(Exercise prompt): Take each line containing the word "acogimiento" and copy it.

Records about charts and figures:
-- begin --

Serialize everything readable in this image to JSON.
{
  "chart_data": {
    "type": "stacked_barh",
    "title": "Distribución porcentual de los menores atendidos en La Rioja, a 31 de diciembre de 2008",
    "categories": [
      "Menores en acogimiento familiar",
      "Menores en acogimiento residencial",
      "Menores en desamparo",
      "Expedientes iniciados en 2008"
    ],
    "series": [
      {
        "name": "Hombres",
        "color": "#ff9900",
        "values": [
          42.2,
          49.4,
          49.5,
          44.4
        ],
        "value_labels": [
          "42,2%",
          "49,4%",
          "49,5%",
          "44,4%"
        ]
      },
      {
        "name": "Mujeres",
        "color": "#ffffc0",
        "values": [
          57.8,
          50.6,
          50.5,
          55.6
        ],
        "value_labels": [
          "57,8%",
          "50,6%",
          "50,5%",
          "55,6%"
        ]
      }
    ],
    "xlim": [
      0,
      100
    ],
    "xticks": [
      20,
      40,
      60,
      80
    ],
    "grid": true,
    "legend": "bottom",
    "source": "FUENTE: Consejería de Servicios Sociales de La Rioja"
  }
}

-- end --

(Completed exercise):
      "Menores en acogimiento familiar",
      "Menores en acogimiento residencial",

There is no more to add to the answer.